## START DATASET RECORDS

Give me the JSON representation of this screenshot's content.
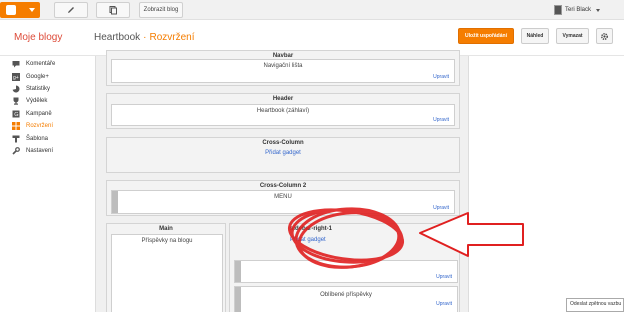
{
  "topbar": {
    "view_blog_label": "Zobrazit blog",
    "user_name": "Teri Black"
  },
  "header": {
    "my_blogs": "Moje blogy",
    "blog_name": "Heartbook",
    "separator": "·",
    "page_name": "Rozvržení",
    "save_label": "Uložit uspořádání",
    "preview_label": "Náhled",
    "clear_label": "Vymazat"
  },
  "sidebar": {
    "items": [
      {
        "label": "Komentáře",
        "icon": "comment-icon"
      },
      {
        "label": "Google+",
        "icon": "google-plus-icon"
      },
      {
        "label": "Statistiky",
        "icon": "stats-icon"
      },
      {
        "label": "Výdělek",
        "icon": "trophy-icon"
      },
      {
        "label": "Kampaně",
        "icon": "campaign-icon"
      },
      {
        "label": "Rozvržení",
        "icon": "layout-icon",
        "active": true
      },
      {
        "label": "Šablona",
        "icon": "template-icon"
      },
      {
        "label": "Nastavení",
        "icon": "wrench-icon"
      }
    ]
  },
  "layout": {
    "navbar": {
      "title": "Navbar",
      "gadget": "Navigační lišta",
      "edit": "Upravit"
    },
    "header": {
      "title": "Header",
      "gadget": "Heartbook (záhlaví)",
      "edit": "Upravit"
    },
    "cross_column": {
      "title": "Cross-Column",
      "add": "Přidat gadget"
    },
    "cross_column_2": {
      "title": "Cross-Column 2",
      "gadget": "MENU",
      "edit": "Upravit"
    },
    "main": {
      "title": "Main",
      "gadget": "Příspěvky na blogu"
    },
    "sidebar_right": {
      "title": "sidebar-right-1",
      "add": "Přidat gadget",
      "gadget1_edit": "Upravit",
      "gadget2": "Oblíbené příspěvky",
      "gadget2_edit": "Upravit"
    }
  },
  "tooltip": "Odeslat zpětnou vazbu",
  "colors": {
    "accent": "#f57d00",
    "link": "#3366cc",
    "annotation": "#e02020"
  }
}
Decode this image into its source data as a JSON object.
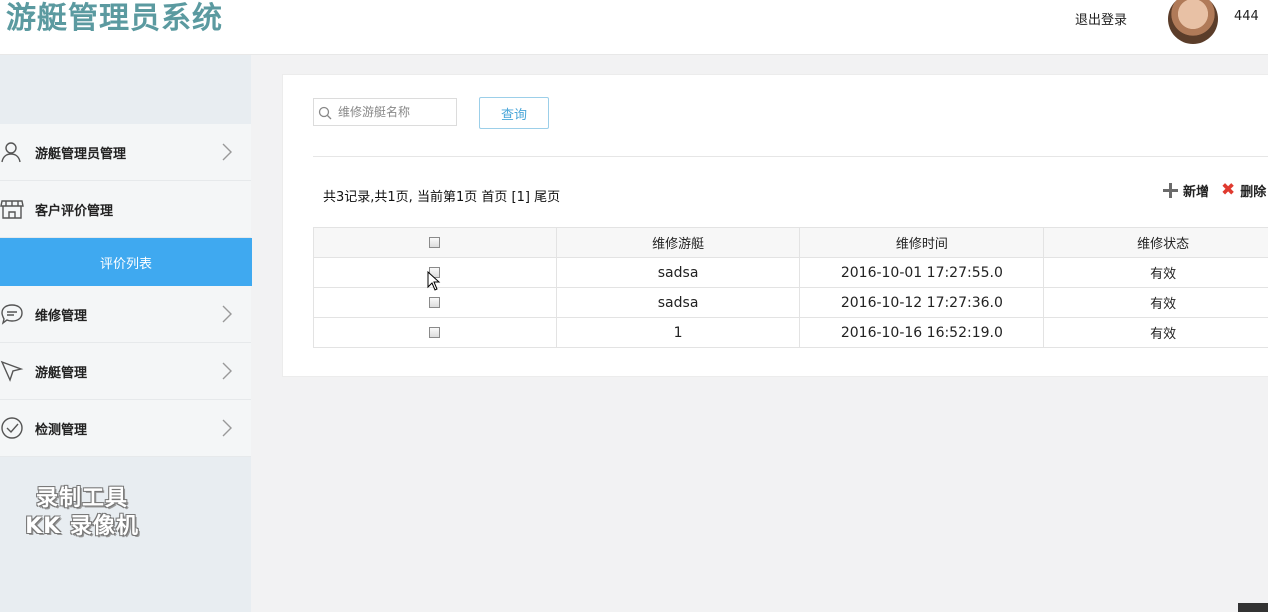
{
  "header": {
    "title": "游艇管理员系统",
    "logout": "退出登录",
    "username": "444"
  },
  "sidebar": {
    "items": [
      {
        "label": "游艇管理员管理",
        "icon": "user-icon"
      },
      {
        "label": "客户评价管理",
        "icon": "store-icon"
      },
      {
        "label": "维修管理",
        "icon": "chat-bubble-icon"
      },
      {
        "label": "游艇管理",
        "icon": "cursor-arrow-icon"
      },
      {
        "label": "检测管理",
        "icon": "check-circle-icon"
      }
    ],
    "active_sub": "评价列表"
  },
  "watermark": {
    "line1": "录制工具",
    "line2": "KK 录像机"
  },
  "search": {
    "placeholder": "维修游艇名称",
    "value": "",
    "button": "查询"
  },
  "pager": {
    "summary": "共3记录,共1页, 当前第1页",
    "first": "首页",
    "current": "[1]",
    "last": "尾页"
  },
  "toolbar": {
    "add": "新增",
    "delete": "删除"
  },
  "table": {
    "columns": [
      "维修游艇",
      "维修时间",
      "维修状态"
    ],
    "rows": [
      {
        "boat": "sadsa",
        "time": "2016-10-01 17:27:55.0",
        "status": "有效"
      },
      {
        "boat": "sadsa",
        "time": "2016-10-12 17:27:36.0",
        "status": "有效"
      },
      {
        "boat": "1",
        "time": "2016-10-16 16:52:19.0",
        "status": "有效"
      }
    ]
  },
  "colors": {
    "accent": "#3fa9f0",
    "title": "#5b9aa0",
    "delete": "#e03a2f"
  }
}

## END DATASET RECORDS

Your task is to collect every line above that contains the word "Přidat".

      "add": "Přidat gadget"
      "add": "Přidat gadget",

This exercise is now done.